(Work to be completed): Make a tally of the lines in the records that include the string "grid", and give only that number.
*** Record list
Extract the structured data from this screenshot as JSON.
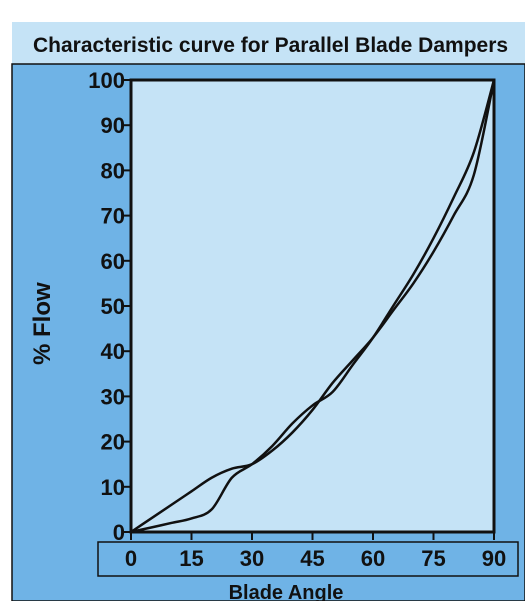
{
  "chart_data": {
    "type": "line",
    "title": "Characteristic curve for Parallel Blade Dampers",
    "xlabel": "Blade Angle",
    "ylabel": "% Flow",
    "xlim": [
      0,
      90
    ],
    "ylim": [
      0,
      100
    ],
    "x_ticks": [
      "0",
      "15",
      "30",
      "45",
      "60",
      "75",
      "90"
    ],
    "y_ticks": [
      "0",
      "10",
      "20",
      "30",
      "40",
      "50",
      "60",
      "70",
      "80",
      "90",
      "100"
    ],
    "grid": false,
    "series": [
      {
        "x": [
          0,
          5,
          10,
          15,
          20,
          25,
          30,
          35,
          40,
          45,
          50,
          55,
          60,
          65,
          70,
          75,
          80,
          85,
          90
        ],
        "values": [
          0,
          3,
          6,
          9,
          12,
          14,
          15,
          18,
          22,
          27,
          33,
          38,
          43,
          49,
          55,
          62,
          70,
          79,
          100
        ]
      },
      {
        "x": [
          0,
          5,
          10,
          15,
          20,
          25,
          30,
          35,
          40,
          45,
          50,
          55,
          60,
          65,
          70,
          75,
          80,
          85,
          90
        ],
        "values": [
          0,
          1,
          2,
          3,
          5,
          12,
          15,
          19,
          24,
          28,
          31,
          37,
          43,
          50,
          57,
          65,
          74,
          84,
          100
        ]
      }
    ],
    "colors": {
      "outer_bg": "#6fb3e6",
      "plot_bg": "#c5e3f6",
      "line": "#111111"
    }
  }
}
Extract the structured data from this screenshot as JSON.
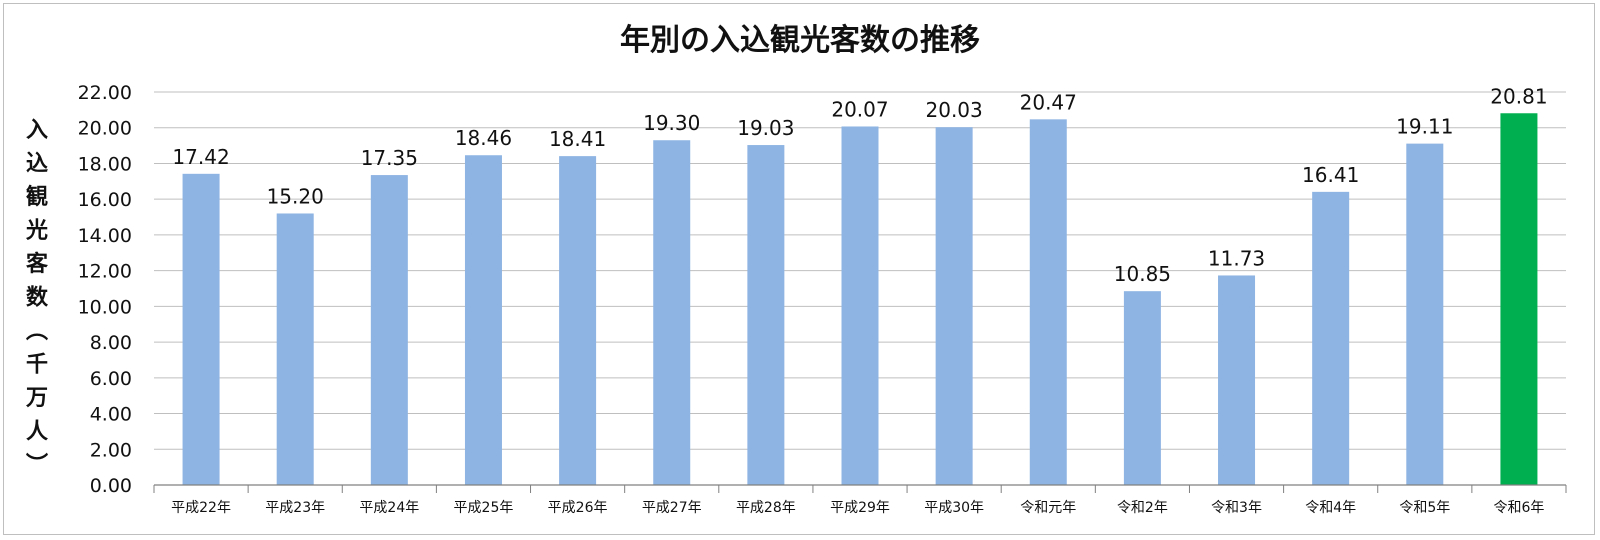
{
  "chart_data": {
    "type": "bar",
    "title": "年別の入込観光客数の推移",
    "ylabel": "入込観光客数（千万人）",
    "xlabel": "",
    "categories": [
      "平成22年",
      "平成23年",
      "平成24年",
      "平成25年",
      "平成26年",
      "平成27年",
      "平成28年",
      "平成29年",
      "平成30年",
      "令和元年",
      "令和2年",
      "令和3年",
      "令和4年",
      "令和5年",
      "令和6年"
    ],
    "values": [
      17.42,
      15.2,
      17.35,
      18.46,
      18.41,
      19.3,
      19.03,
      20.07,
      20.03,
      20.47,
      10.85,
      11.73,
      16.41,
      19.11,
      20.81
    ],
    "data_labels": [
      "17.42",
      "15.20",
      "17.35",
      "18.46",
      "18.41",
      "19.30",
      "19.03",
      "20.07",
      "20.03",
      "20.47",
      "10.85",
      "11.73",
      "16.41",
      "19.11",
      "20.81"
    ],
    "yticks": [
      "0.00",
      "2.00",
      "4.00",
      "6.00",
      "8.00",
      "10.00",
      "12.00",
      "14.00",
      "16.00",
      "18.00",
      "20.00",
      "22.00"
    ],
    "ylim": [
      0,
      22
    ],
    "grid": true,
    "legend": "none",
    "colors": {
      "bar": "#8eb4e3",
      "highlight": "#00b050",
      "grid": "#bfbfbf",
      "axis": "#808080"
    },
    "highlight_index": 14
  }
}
******
*** Record list
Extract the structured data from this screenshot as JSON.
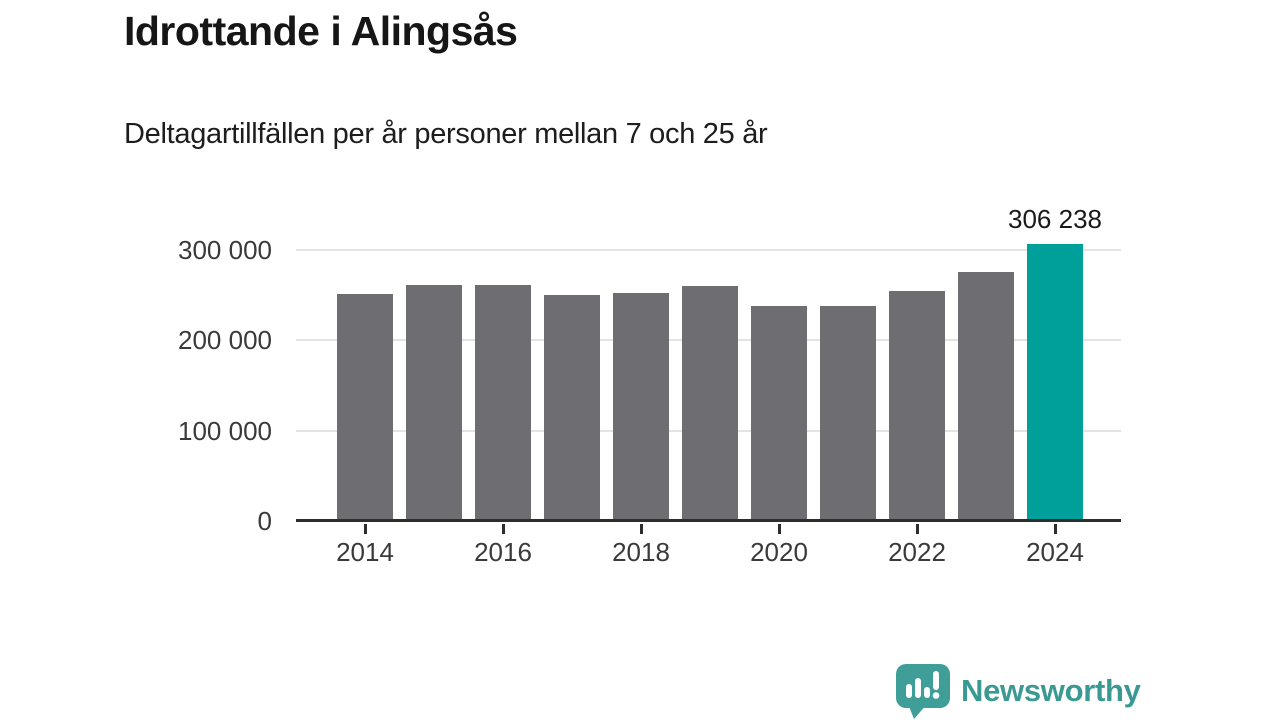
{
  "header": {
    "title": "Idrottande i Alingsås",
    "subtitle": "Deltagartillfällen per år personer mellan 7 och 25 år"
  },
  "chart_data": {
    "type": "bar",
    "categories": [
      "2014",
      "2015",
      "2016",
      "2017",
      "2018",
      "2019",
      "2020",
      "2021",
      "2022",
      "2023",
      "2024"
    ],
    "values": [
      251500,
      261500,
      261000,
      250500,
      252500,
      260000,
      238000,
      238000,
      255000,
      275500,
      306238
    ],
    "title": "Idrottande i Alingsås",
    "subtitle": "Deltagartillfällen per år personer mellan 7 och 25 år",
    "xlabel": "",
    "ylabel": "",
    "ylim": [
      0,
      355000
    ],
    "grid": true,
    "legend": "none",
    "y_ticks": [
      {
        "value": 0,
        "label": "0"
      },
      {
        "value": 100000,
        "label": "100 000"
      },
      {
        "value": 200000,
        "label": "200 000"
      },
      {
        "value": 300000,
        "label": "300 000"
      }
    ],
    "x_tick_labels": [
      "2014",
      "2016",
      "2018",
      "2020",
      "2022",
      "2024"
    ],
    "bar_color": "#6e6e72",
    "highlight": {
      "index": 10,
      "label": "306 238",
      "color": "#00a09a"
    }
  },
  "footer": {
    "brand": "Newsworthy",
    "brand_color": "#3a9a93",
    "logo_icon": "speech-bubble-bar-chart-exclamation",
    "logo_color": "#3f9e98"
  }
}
******
(The result): 4